* start *

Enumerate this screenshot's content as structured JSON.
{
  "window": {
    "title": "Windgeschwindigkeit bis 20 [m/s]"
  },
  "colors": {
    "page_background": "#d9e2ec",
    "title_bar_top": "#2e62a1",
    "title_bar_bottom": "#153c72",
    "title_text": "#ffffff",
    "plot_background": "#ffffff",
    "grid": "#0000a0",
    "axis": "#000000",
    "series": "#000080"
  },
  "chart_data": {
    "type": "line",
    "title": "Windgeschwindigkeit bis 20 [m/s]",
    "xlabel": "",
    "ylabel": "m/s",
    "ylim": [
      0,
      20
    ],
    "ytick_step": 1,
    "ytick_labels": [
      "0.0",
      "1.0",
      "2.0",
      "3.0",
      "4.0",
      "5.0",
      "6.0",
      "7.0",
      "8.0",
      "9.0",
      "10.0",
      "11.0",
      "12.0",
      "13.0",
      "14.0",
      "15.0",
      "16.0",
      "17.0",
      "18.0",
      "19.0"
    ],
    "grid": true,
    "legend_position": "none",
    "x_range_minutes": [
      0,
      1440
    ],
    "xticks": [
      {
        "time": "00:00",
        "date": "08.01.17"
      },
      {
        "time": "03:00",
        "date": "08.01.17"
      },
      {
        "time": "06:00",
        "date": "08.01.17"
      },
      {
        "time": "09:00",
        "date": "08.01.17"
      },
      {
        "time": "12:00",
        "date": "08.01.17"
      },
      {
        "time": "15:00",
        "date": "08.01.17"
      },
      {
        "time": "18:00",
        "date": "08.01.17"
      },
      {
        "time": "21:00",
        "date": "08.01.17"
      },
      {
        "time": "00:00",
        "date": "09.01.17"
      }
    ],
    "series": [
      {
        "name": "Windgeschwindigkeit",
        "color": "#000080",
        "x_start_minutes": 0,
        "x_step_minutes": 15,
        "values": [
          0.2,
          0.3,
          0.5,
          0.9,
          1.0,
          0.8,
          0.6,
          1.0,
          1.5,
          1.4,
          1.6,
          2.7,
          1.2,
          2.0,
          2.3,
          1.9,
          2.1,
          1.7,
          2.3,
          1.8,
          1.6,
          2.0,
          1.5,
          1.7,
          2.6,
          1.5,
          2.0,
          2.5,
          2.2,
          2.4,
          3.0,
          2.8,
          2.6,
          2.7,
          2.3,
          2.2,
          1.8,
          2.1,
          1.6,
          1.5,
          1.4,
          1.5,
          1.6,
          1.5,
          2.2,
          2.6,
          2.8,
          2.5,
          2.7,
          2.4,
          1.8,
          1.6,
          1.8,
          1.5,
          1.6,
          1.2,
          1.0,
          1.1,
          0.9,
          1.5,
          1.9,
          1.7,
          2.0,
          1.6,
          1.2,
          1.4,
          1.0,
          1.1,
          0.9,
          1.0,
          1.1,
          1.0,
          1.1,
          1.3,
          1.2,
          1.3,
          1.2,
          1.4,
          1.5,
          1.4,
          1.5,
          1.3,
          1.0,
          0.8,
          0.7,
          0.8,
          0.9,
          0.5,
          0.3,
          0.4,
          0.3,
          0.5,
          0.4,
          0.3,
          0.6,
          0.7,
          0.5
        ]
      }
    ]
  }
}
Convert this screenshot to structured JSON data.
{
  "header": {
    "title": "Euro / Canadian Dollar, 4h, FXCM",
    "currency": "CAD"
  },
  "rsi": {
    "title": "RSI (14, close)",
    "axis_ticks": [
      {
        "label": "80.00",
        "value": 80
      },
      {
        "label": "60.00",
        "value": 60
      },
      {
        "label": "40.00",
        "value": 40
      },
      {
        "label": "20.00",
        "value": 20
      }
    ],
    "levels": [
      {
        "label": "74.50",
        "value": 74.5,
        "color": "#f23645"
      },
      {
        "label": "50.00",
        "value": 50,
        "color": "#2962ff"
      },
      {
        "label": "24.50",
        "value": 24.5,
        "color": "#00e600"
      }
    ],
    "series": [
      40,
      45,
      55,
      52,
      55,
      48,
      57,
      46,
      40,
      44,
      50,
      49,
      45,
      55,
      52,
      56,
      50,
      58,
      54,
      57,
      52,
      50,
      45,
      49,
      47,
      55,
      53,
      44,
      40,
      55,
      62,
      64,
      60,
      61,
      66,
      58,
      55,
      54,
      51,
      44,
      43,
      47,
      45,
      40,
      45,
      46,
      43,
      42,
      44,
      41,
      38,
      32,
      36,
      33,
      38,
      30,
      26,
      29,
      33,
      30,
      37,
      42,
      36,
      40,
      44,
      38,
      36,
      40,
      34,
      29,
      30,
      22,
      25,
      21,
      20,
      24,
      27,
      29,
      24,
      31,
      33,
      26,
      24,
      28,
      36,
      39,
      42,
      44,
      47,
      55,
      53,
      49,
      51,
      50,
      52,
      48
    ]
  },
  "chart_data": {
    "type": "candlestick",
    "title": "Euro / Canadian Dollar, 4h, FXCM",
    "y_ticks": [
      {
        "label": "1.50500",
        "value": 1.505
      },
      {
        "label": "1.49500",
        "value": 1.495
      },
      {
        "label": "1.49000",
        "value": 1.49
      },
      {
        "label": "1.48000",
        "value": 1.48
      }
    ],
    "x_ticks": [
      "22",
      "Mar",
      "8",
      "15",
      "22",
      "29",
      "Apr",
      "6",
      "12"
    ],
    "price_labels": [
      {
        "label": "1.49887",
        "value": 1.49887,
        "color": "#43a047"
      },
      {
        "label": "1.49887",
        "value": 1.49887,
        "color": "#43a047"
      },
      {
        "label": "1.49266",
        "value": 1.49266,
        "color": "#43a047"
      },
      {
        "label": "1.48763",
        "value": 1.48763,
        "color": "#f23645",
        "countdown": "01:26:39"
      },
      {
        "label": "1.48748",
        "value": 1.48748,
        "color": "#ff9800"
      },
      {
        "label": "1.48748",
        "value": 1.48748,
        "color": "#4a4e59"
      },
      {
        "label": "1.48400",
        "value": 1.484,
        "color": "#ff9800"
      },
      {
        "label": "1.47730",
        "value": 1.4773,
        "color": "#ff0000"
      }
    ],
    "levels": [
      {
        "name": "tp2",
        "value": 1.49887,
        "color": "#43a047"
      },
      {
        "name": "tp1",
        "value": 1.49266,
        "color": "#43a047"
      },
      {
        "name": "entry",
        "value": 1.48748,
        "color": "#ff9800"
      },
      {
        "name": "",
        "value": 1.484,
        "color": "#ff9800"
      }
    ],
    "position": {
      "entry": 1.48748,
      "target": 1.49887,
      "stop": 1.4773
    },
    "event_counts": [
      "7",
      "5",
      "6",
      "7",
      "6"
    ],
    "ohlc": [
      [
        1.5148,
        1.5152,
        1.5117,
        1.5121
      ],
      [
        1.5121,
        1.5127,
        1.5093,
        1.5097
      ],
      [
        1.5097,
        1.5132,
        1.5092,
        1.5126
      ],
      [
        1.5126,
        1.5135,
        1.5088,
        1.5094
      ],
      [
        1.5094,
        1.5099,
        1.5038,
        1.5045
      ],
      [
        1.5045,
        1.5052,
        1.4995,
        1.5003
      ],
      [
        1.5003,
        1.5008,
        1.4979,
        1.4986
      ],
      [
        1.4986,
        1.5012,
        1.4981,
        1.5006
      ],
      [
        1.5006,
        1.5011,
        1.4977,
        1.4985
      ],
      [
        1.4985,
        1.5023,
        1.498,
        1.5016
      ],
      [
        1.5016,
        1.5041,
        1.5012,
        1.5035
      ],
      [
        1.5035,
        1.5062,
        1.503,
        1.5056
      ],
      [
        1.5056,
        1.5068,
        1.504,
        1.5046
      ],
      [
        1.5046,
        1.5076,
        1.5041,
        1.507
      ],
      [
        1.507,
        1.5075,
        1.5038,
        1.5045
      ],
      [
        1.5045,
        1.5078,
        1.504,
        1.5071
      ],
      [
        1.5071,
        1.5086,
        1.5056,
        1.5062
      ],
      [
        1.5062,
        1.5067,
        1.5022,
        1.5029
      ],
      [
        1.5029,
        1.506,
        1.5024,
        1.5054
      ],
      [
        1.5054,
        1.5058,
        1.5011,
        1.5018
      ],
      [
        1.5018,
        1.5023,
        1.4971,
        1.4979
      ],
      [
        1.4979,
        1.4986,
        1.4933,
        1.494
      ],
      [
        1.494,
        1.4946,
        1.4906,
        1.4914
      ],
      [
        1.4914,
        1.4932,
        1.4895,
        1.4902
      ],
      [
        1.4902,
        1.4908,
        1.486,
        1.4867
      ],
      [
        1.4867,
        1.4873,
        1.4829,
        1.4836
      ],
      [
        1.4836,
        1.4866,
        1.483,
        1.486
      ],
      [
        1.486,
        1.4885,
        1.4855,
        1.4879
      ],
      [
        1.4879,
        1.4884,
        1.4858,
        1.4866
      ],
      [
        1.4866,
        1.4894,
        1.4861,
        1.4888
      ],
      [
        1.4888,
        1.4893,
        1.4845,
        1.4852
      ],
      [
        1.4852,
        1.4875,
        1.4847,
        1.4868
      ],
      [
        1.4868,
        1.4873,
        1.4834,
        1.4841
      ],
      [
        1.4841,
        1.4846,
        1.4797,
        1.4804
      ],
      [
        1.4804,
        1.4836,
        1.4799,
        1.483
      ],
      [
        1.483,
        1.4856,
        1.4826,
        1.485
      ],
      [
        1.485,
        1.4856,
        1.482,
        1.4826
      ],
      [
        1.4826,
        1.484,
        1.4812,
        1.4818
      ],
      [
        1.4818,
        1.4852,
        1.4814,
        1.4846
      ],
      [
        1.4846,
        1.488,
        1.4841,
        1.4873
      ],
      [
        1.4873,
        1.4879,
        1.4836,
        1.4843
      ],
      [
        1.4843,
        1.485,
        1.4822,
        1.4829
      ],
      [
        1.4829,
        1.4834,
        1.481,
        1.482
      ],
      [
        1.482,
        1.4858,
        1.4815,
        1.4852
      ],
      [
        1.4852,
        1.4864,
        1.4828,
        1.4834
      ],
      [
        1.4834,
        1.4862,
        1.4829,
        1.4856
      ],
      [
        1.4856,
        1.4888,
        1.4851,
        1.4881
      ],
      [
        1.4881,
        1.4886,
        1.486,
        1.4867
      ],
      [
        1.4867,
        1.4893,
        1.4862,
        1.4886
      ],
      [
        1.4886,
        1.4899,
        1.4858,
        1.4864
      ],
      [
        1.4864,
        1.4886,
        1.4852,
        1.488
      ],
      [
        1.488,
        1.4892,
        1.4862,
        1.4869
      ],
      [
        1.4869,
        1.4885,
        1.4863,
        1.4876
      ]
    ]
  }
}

* end *

§ **Prompt**: Display every line of the listing that contains the string "this".

§ **Written solution**:
Enumerate this screenshot's content as structured JSON.
Convert this screenshot to structured JSON data.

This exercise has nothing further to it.